Receipt of applications is encouraged from individuals who are members of an underrepresented minority (URM), disabled, or from a socially, culturally, economically, or educationally disadvantaged background.

Proposals are welcome from those who are:

  • Faculty members no more than 5 years out from completion of all training (fellowship or post-doc)
  • Fellows

Exceptions:

  • Extended family leave
  • Job sharing
  • Military service and deployment
  • Graduates of APA-sponsored programs that include a focus on research may be granted an additional 3 years beyond completion of the APA program, provided their academic rank is at an Instructor or Assistant Professor-level, or the equivalent. Examples of eligible APA-sponsored programs are Educational and Research Scholars Programs.

Applicants requesting extended eligibility should include the following items with their proposal submission:

  • An additional statement of 3 sentences or less describing their situation and rationale for this request. This statement should be provided on a separate document and does NOT count toward the application page limit.
  • The mentor's letter should also support this request for extended eligibility and attest to the applicant's commitment to research.

Annotated element listings
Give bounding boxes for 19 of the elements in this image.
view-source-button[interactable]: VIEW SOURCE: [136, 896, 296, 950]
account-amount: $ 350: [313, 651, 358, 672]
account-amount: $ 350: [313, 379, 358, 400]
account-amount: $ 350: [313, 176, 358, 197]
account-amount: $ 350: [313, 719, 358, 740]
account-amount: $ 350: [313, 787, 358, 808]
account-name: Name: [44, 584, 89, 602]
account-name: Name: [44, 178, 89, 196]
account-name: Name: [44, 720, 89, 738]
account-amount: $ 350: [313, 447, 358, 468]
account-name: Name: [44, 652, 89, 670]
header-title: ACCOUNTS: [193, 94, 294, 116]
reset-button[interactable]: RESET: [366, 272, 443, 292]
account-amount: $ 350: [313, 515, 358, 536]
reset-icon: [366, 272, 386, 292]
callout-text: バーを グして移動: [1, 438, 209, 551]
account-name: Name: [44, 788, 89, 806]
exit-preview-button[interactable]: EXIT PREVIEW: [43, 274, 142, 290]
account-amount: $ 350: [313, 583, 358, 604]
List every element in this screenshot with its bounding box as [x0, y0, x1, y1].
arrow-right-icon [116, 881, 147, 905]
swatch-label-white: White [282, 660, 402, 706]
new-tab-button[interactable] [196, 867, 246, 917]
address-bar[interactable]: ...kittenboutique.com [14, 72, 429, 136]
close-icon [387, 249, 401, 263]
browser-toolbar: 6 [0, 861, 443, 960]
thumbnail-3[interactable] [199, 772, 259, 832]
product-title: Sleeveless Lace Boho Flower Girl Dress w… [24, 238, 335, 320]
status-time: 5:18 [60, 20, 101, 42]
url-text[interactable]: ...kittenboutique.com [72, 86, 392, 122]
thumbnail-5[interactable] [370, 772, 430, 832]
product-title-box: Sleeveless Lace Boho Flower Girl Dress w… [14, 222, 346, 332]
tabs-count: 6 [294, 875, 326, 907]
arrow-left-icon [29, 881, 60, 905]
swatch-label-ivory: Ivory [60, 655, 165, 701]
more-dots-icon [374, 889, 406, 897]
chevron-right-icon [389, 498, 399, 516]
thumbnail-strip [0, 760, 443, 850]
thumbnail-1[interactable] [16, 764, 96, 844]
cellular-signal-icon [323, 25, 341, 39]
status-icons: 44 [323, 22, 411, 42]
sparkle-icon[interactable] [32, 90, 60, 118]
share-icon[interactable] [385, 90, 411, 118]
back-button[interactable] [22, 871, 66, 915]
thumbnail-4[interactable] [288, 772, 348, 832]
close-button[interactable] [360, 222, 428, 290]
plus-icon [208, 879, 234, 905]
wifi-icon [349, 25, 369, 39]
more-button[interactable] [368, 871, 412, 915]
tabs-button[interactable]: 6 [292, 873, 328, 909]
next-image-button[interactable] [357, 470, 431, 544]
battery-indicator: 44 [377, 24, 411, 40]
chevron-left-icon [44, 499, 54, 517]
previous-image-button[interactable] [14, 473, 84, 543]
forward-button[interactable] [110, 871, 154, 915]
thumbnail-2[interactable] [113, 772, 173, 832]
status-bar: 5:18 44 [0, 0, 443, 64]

**Required task A**
Answer these questions using the eligibility guidelines, one answer per line:
(i) At most how many years past completion of all training may a faculty member be?
(ii) How many additional years beyond completion of the APA program may graduates of eligible APA-sponsored programs be granted?
(iii) What is the maximum length of the additional statement for extended eligibility?
**Required task B**
Please transcribe the eligibility guidelines, starting with "Receipt of applications" and going on through "Research Scholars Programs.".

**Final result A**
(i) No more than 5 years
(ii) 3 years
(iii) 3 sentences or less

**Final result B**
Receipt of applications is encouraged from individuals who are members of an underrepresented minority (URM), disabled, or from a socially, culturally, economically, or educationally disadvantaged background.

Proposals are welcome from those who are:

  • Faculty members no more than 5 years out from completion of all training (fellowship or post-doc)
  • Fellows

Exceptions:

  • Extended family leave
  • Job sharing
  • Military service and deployment
  • Graduates of APA-sponsored programs that include a focus on research may be granted an additional 3 years beyond completion of the APA program, provided their academic rank is at an Instructor or Assistant Professor-level, or the equivalent. Examples of eligible APA-sponsored programs are Educational and Research Scholars Programs.